**Short exercise**
Single out each line with the word "singlet" and copy it.

**Exercise input**

[BEGIN]

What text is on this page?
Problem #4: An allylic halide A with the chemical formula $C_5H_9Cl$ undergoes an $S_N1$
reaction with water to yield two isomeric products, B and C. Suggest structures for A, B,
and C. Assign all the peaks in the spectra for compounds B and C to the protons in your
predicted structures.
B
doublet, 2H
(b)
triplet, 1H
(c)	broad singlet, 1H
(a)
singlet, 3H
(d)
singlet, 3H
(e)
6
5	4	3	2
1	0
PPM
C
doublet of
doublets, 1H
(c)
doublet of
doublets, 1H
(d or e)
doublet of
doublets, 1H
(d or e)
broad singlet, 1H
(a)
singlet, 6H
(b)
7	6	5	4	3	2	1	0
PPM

[END]

**Task output**
(c)	broad singlet, 1H
singlet, 3H
singlet, 3H
broad singlet, 1H
singlet, 6H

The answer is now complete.